- **Task goal**: The records below must be output exactly, without pictures.

- **Exercise inputs**:
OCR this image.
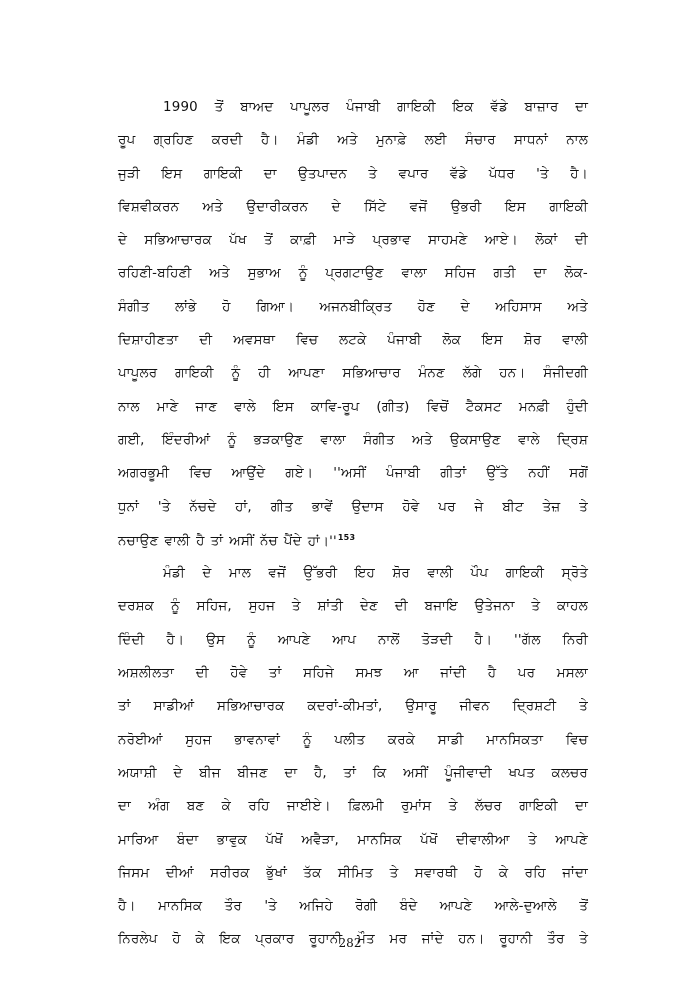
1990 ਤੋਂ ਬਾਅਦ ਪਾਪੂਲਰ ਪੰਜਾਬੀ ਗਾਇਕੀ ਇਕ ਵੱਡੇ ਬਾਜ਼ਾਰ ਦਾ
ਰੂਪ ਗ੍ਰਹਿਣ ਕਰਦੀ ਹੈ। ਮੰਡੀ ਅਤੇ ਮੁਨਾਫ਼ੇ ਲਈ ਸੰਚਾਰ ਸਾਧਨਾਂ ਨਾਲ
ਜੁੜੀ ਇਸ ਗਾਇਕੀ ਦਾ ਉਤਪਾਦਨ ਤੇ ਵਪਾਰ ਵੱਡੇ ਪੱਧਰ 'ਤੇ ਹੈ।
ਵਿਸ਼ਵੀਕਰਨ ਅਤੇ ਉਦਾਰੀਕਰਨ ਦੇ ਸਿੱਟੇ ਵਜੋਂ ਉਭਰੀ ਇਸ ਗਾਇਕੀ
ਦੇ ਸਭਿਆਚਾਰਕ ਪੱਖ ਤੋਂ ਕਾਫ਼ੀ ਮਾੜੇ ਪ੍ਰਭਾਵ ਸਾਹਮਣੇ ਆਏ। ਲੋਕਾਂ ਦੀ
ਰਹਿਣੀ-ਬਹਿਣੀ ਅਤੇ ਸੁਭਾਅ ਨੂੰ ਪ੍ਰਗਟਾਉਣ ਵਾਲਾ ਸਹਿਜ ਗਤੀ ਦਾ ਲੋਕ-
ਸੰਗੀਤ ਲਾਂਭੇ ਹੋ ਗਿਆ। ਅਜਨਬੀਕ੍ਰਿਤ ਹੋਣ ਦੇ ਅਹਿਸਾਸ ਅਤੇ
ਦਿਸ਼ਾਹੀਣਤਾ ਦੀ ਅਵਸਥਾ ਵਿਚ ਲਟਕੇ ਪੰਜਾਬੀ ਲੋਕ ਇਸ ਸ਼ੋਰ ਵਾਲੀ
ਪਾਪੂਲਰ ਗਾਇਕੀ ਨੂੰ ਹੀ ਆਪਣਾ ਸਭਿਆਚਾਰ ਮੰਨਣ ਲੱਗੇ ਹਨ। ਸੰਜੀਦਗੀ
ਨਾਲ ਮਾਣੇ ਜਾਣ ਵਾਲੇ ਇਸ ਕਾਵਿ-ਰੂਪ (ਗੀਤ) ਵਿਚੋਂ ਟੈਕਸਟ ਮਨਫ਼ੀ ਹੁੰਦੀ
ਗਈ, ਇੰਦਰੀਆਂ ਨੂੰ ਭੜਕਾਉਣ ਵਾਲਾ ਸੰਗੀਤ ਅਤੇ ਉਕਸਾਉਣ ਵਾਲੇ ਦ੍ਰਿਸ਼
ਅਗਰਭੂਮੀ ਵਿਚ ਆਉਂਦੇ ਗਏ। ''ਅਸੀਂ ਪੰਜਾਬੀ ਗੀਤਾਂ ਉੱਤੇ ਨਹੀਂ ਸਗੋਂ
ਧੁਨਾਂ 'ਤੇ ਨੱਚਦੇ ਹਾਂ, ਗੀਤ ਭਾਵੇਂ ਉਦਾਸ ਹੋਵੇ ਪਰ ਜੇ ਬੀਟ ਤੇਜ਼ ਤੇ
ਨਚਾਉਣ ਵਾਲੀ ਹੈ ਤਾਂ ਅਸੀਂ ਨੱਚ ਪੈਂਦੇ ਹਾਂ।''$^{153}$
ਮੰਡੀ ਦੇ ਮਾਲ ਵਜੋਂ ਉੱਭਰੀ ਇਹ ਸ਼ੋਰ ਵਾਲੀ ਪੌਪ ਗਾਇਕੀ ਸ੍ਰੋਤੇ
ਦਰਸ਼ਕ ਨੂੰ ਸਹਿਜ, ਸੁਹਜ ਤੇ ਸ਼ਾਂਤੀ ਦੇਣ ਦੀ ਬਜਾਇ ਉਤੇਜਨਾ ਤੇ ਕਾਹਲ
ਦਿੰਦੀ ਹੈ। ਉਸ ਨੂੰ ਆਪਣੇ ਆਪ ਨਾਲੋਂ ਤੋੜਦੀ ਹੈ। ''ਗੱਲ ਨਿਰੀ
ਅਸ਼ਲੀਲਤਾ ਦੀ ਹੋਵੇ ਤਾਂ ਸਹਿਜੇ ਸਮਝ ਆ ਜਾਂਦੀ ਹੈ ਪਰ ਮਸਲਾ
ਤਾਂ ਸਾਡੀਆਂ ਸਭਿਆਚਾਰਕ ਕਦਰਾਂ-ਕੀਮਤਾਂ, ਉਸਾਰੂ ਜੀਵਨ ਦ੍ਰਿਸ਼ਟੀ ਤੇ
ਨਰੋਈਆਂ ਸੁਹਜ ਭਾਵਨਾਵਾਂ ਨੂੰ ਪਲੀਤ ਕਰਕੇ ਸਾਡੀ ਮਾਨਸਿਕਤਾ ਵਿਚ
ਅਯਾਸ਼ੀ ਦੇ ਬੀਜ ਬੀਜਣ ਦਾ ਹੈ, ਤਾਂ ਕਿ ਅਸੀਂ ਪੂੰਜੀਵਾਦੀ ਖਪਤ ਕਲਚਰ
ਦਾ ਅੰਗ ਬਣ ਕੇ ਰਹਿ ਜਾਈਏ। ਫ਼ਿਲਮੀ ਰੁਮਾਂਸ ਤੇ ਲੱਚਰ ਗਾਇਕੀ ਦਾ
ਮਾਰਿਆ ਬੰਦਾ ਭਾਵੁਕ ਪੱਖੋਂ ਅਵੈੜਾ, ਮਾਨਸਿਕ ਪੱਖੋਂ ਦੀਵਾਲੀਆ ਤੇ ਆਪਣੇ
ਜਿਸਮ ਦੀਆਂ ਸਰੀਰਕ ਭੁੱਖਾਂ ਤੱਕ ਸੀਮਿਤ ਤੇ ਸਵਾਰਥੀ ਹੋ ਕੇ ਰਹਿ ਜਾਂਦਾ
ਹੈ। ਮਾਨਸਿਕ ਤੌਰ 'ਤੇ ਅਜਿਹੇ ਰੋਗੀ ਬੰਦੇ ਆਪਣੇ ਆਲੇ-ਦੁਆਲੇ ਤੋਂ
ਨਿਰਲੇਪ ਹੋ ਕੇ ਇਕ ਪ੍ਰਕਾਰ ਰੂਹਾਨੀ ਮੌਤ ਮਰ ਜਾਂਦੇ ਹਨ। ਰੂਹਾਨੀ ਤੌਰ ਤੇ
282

- **Exercise answer**:
OCR this image.
1990 ਤੋਂ ਬਾਅਦ ਪਾਪੂਲਰ ਪੰਜਾਬੀ ਗਾਇਕੀ ਇਕ ਵੱਡੇ ਬਾਜ਼ਾਰ ਦਾ
ਰੂਪ ਗ੍ਰਹਿਣ ਕਰਦੀ ਹੈ। ਮੰਡੀ ਅਤੇ ਮੁਨਾਫ਼ੇ ਲਈ ਸੰਚਾਰ ਸਾਧਨਾਂ ਨਾਲ
ਜੁੜੀ ਇਸ ਗਾਇਕੀ ਦਾ ਉਤਪਾਦਨ ਤੇ ਵਪਾਰ ਵੱਡੇ ਪੱਧਰ 'ਤੇ ਹੈ।
ਵਿਸ਼ਵੀਕਰਨ ਅਤੇ ਉਦਾਰੀਕਰਨ ਦੇ ਸਿੱਟੇ ਵਜੋਂ ਉਭਰੀ ਇਸ ਗਾਇਕੀ
ਦੇ ਸਭਿਆਚਾਰਕ ਪੱਖ ਤੋਂ ਕਾਫ਼ੀ ਮਾੜੇ ਪ੍ਰਭਾਵ ਸਾਹਮਣੇ ਆਏ। ਲੋਕਾਂ ਦੀ
ਰਹਿਣੀ-ਬਹਿਣੀ ਅਤੇ ਸੁਭਾਅ ਨੂੰ ਪ੍ਰਗਟਾਉਣ ਵਾਲਾ ਸਹਿਜ ਗਤੀ ਦਾ ਲੋਕ-
ਸੰਗੀਤ ਲਾਂਭੇ ਹੋ ਗਿਆ। ਅਜਨਬੀਕ੍ਰਿਤ ਹੋਣ ਦੇ ਅਹਿਸਾਸ ਅਤੇ
ਦਿਸ਼ਾਹੀਣਤਾ ਦੀ ਅਵਸਥਾ ਵਿਚ ਲਟਕੇ ਪੰਜਾਬੀ ਲੋਕ ਇਸ ਸ਼ੋਰ ਵਾਲੀ
ਪਾਪੂਲਰ ਗਾਇਕੀ ਨੂੰ ਹੀ ਆਪਣਾ ਸਭਿਆਚਾਰ ਮੰਨਣ ਲੱਗੇ ਹਨ। ਸੰਜੀਦਗੀ
ਨਾਲ ਮਾਣੇ ਜਾਣ ਵਾਲੇ ਇਸ ਕਾਵਿ-ਰੂਪ (ਗੀਤ) ਵਿਚੋਂ ਟੈਕਸਟ ਮਨਫ਼ੀ ਹੁੰਦੀ
ਗਈ, ਇੰਦਰੀਆਂ ਨੂੰ ਭੜਕਾਉਣ ਵਾਲਾ ਸੰਗੀਤ ਅਤੇ ਉਕਸਾਉਣ ਵਾਲੇ ਦ੍ਰਿਸ਼
ਅਗਰਭੂਮੀ ਵਿਚ ਆਉਂਦੇ ਗਏ। ''ਅਸੀਂ ਪੰਜਾਬੀ ਗੀਤਾਂ ਉੱਤੇ ਨਹੀਂ ਸਗੋਂ
ਧੁਨਾਂ 'ਤੇ ਨੱਚਦੇ ਹਾਂ, ਗੀਤ ਭਾਵੇਂ ਉਦਾਸ ਹੋਵੇ ਪਰ ਜੇ ਬੀਟ ਤੇਜ਼ ਤੇ
ਨਚਾਉਣ ਵਾਲੀ ਹੈ ਤਾਂ ਅਸੀਂ ਨੱਚ ਪੈਂਦੇ ਹਾਂ।''$^{153}$
ਮੰਡੀ ਦੇ ਮਾਲ ਵਜੋਂ ਉੱਭਰੀ ਇਹ ਸ਼ੋਰ ਵਾਲੀ ਪੌਪ ਗਾਇਕੀ ਸ੍ਰੋਤੇ
ਦਰਸ਼ਕ ਨੂੰ ਸਹਿਜ, ਸੁਹਜ ਤੇ ਸ਼ਾਂਤੀ ਦੇਣ ਦੀ ਬਜਾਇ ਉਤੇਜਨਾ ਤੇ ਕਾਹਲ
ਦਿੰਦੀ ਹੈ। ਉਸ ਨੂੰ ਆਪਣੇ ਆਪ ਨਾਲੋਂ ਤੋੜਦੀ ਹੈ। ''ਗੱਲ ਨਿਰੀ
ਅਸ਼ਲੀਲਤਾ ਦੀ ਹੋਵੇ ਤਾਂ ਸਹਿਜੇ ਸਮਝ ਆ ਜਾਂਦੀ ਹੈ ਪਰ ਮਸਲਾ
ਤਾਂ ਸਾਡੀਆਂ ਸਭਿਆਚਾਰਕ ਕਦਰਾਂ-ਕੀਮਤਾਂ, ਉਸਾਰੂ ਜੀਵਨ ਦ੍ਰਿਸ਼ਟੀ ਤੇ
ਨਰੋਈਆਂ ਸੁਹਜ ਭਾਵਨਾਵਾਂ ਨੂੰ ਪਲੀਤ ਕਰਕੇ ਸਾਡੀ ਮਾਨਸਿਕਤਾ ਵਿਚ
ਅਯਾਸ਼ੀ ਦੇ ਬੀਜ ਬੀਜਣ ਦਾ ਹੈ, ਤਾਂ ਕਿ ਅਸੀਂ ਪੂੰਜੀਵਾਦੀ ਖਪਤ ਕਲਚਰ
ਦਾ ਅੰਗ ਬਣ ਕੇ ਰਹਿ ਜਾਈਏ। ਫ਼ਿਲਮੀ ਰੁਮਾਂਸ ਤੇ ਲੱਚਰ ਗਾਇਕੀ ਦਾ
ਮਾਰਿਆ ਬੰਦਾ ਭਾਵੁਕ ਪੱਖੋਂ ਅਵੈੜਾ, ਮਾਨਸਿਕ ਪੱਖੋਂ ਦੀਵਾਲੀਆ ਤੇ ਆਪਣੇ
ਜਿਸਮ ਦੀਆਂ ਸਰੀਰਕ ਭੁੱਖਾਂ ਤੱਕ ਸੀਮਿਤ ਤੇ ਸਵਾਰਥੀ ਹੋ ਕੇ ਰਹਿ ਜਾਂਦਾ
ਹੈ। ਮਾਨਸਿਕ ਤੌਰ 'ਤੇ ਅਜਿਹੇ ਰੋਗੀ ਬੰਦੇ ਆਪਣੇ ਆਲੇ-ਦੁਆਲੇ ਤੋਂ
ਨਿਰਲੇਪ ਹੋ ਕੇ ਇਕ ਪ੍ਰਕਾਰ ਰੂਹਾਨੀ ਮੌਤ ਮਰ ਜਾਂਦੇ ਹਨ। ਰੂਹਾਨੀ ਤੌਰ ਤੇ
282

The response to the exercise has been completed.